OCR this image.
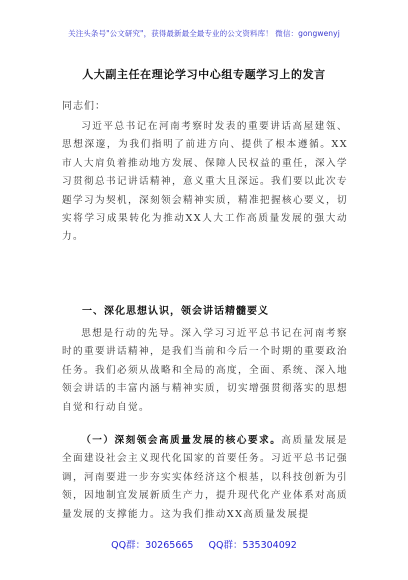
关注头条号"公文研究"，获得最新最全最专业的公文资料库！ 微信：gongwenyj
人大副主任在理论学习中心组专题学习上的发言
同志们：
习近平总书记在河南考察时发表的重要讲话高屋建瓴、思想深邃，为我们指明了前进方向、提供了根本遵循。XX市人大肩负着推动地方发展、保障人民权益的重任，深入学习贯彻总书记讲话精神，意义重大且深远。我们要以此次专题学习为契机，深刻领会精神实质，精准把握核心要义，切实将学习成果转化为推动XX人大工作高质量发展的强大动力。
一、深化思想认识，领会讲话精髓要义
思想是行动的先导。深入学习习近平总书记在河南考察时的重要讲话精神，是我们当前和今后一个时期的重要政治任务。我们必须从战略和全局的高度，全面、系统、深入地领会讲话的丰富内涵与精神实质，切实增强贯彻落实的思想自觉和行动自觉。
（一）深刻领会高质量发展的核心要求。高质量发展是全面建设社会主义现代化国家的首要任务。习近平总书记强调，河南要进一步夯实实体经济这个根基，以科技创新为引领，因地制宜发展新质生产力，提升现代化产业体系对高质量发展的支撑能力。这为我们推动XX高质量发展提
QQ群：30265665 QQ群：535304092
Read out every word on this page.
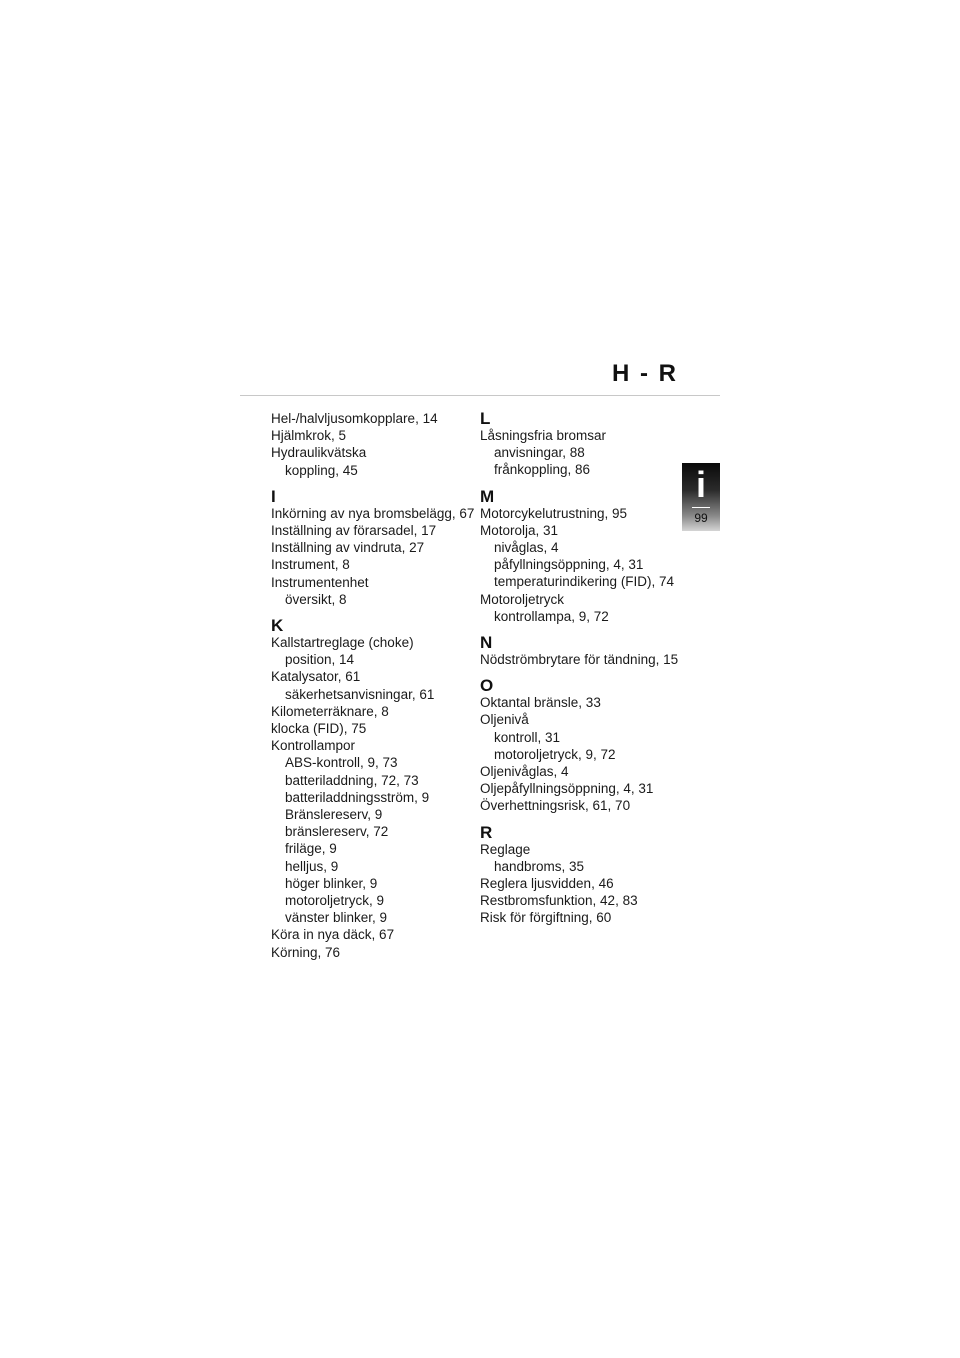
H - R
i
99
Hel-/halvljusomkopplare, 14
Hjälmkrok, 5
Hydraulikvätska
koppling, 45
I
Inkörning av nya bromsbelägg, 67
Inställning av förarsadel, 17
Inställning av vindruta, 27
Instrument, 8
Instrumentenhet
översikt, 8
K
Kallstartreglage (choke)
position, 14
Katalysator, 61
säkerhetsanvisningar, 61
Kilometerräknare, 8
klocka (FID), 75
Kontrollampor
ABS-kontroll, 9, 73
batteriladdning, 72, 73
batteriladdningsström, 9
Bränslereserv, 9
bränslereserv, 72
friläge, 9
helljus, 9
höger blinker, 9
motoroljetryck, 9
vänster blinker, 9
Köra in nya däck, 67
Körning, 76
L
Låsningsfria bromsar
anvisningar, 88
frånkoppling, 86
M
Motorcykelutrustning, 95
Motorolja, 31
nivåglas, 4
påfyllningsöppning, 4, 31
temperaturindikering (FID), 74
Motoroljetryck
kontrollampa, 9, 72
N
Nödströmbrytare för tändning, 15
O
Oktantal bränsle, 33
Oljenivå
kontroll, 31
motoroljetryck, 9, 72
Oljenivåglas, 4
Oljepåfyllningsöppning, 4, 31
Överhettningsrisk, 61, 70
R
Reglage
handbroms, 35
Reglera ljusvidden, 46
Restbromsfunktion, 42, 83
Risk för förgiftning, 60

⁂

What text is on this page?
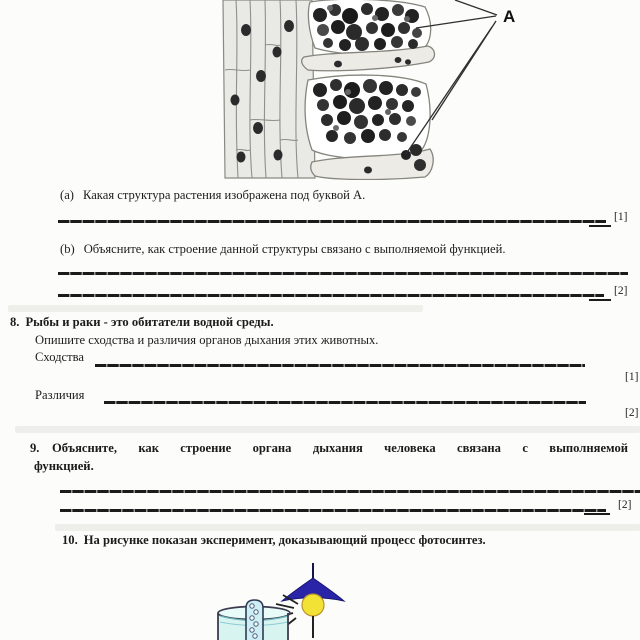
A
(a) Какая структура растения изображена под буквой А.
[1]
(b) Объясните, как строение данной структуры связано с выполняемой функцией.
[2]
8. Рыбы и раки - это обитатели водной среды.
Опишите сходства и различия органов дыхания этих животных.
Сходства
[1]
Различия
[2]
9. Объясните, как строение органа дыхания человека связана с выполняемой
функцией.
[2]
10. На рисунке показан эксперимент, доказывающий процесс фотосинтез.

⁂

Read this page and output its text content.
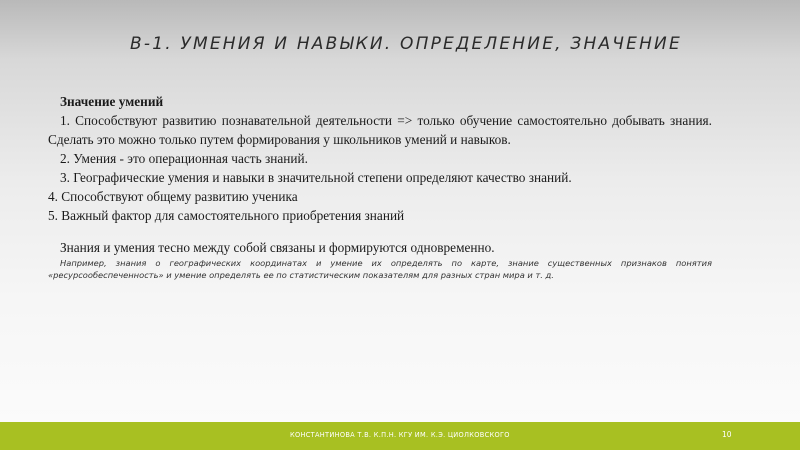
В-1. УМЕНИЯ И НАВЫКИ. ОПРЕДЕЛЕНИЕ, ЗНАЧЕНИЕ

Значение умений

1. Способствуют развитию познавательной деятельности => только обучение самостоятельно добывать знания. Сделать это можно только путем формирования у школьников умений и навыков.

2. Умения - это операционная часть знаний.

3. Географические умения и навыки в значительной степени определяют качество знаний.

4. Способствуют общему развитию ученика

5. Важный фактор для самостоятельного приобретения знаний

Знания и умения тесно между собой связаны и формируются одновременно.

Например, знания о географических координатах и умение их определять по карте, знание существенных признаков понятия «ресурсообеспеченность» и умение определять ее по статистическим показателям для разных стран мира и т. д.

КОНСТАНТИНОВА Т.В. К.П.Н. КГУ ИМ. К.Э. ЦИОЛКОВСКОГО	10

⁂

# WHAT YOU WILL DO:
Give nothing but the count of lines in the listing above that hold the string "дыхания".

# CORRECT ANSWER:
2